### Supplied passage:
┌──

  7. Rosalind Franklin? by luwain · · Score: 4, Interesting

    I've always admired Rosalind Franklin, the oft-overlooked molecular biologist who did much of the actual science (intricate lab work) that led to the discovery of the structure of DNA. She died at a young age (37)in 1958 and thus did not share in the nobel prize that was awarded to Watson and Crick in the 1960s. From accessexcellence.org (http://www.accessexcellence.org/RC/AB/BC/Rosalind _Franklin.html) we have:
    "After discovering the existence of the A and B forms of DNA, Rosalind Franklin also succeeded in developing an ingenious and laborious method to separate the two forms, providing the first DNA crystals pure enough to yield interpretable diffraction patterns. She then went on to obtain excellent X-ray diffraction patterns of crystalline B-form DNA and, using a combination of crystallographic theory and chemical reasoning, discovered important basic facts about its structure. She discovered that the sugar-phosphate backbone of DNA lies on the outside of the molecule, not the inside as was previously thought. She discovered the helical structure of DNA has two strands, not three as proposed in competing theories. She gave quantitative details about the shape and size of the double helix. The all- important missing piece of the puzzle, that she could not discover from her data, was how the bases paired on the inside of the helix, and thus the secret of heredity itself. That discovery remained for Watson and Crick to make.
    After Randall presented Franklin's data and unpublished conclusions at a routine seminar, aspects of her results were informally communicated to Watson and Crick by Maurice Wilkins and Max Perutz, without her or John Randall's knowledge. It was Watson and Crick who put all the pieces of the puzzle together from a variety of sources including Franklin's results, to build their ultimately correct and complete description of DNA's structure. Their model for the structure of DNA appeared in the journal Nature in April, 1953, alongside Franklin's own report.
└──
### Problem description:
According to the comment about Rosalind Franklin, where did she find that the sugar-phosphate backbone of DNA lies?

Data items
┌──
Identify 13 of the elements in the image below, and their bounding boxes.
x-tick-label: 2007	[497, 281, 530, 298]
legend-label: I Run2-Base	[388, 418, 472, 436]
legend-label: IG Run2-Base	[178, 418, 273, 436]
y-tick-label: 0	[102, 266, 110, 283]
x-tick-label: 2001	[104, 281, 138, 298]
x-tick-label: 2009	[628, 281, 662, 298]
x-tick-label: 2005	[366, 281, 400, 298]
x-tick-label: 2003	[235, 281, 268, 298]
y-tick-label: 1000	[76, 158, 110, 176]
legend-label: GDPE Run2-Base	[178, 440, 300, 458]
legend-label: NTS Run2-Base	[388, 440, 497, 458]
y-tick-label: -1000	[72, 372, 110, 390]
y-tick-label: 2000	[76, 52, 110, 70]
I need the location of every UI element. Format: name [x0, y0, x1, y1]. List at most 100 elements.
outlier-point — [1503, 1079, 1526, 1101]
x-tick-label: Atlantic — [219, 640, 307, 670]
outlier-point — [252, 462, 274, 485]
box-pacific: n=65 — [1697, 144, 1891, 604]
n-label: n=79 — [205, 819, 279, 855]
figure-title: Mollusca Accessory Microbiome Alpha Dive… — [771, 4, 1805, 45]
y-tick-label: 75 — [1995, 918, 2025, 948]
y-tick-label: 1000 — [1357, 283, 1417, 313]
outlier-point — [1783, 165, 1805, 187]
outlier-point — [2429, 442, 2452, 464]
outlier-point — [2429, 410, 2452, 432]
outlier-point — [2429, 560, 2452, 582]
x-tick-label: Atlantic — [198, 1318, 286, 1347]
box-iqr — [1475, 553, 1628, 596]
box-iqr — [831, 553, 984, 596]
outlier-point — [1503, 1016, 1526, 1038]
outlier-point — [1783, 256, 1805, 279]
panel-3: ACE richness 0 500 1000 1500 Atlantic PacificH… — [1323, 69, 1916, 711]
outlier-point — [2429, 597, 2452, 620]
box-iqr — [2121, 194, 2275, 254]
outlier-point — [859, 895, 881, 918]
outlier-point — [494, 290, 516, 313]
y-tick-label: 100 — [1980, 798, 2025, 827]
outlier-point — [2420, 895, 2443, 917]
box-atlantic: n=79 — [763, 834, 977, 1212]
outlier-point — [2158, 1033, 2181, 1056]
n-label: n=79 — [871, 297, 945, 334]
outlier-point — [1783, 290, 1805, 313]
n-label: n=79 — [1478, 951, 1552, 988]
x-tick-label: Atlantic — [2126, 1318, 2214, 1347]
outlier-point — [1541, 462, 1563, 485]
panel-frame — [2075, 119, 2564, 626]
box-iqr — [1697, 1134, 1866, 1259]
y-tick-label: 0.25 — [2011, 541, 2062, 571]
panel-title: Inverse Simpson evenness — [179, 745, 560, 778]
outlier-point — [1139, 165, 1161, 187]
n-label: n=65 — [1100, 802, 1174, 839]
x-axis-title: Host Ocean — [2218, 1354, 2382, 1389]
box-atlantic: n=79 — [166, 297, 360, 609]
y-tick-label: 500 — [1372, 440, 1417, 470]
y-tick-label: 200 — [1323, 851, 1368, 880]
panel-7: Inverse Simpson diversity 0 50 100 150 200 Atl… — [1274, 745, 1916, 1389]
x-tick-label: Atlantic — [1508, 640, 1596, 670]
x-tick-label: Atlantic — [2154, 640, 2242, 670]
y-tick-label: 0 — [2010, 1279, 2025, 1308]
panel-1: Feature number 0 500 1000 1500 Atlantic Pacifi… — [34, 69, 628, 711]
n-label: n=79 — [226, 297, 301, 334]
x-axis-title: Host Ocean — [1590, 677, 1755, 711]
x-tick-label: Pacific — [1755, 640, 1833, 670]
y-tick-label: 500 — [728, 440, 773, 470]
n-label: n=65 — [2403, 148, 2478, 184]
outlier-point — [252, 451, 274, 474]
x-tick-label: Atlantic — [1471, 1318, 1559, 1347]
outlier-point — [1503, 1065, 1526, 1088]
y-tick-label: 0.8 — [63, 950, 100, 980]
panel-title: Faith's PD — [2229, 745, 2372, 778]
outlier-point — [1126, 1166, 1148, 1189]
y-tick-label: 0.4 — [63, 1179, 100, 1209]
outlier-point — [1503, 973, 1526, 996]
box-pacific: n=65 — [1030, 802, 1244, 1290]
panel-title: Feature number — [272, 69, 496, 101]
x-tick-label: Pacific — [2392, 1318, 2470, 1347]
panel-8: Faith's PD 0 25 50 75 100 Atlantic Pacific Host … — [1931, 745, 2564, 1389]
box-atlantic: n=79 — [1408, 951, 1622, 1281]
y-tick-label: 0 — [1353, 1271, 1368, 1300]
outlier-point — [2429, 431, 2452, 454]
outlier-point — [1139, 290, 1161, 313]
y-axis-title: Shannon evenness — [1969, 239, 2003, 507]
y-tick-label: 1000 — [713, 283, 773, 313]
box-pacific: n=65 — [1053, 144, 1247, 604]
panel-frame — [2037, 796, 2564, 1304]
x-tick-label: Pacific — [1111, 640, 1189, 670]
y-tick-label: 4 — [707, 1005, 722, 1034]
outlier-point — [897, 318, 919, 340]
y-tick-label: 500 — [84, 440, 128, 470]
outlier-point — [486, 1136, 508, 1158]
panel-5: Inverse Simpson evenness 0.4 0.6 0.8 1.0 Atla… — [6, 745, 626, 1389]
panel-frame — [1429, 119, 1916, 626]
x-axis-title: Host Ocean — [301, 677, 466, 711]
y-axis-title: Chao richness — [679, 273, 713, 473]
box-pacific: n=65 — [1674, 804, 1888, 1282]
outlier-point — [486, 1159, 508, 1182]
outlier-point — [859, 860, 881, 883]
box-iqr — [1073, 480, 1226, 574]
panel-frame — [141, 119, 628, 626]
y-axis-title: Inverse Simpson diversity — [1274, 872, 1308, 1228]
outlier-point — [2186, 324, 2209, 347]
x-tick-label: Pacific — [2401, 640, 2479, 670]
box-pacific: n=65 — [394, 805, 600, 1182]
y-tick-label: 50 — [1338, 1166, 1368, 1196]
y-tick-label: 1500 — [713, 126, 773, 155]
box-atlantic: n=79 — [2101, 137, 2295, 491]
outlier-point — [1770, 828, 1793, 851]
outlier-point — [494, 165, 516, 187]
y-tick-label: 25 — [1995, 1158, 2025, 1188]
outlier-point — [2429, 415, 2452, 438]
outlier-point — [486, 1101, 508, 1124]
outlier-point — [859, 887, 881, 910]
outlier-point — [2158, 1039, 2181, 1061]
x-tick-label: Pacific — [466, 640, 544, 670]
└──
### Task output:
On the outside of the molecule, not the inside as was previously thought.